- **WHAT IS EXPECTED**
Find each line containing the string "title". Copy it.

- **DATASET RECORDS**

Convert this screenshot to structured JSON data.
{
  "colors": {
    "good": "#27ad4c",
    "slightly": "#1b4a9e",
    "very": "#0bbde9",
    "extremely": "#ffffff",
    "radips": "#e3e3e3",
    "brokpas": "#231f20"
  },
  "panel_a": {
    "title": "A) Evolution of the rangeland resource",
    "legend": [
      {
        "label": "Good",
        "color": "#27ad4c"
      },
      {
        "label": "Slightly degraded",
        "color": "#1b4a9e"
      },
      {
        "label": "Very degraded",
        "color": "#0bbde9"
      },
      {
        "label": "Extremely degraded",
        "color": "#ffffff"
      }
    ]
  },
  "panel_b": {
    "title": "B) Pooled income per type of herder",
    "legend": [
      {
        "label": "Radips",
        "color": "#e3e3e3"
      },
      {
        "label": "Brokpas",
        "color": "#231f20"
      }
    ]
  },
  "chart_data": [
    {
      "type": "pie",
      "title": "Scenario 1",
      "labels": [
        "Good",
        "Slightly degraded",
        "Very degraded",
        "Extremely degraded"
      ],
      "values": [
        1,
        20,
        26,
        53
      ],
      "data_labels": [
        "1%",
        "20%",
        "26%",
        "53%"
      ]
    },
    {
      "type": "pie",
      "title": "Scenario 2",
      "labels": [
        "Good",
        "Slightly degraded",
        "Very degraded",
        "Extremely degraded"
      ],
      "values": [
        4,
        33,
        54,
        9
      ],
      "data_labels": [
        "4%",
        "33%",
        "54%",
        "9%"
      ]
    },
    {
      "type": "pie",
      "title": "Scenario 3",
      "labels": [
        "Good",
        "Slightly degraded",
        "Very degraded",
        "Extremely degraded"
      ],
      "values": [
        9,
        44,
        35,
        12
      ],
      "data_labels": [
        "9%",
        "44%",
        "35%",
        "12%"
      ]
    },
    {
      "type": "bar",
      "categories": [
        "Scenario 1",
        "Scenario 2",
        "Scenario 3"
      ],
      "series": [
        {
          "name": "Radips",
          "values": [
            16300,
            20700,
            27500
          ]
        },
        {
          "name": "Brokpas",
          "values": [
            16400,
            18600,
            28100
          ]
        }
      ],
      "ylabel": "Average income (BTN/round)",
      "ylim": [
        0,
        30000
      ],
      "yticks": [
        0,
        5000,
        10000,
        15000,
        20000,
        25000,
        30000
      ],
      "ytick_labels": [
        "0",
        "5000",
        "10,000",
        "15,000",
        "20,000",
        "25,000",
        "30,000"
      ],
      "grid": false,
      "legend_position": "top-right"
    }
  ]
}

- **FULL RESPONSE**
    "title": "A) Evolution of the rangeland resource",
    "title": "B) Pooled income per type of herder",
      "title": "Scenario 1",
      "title": "Scenario 2",
      "title": "Scenario 3",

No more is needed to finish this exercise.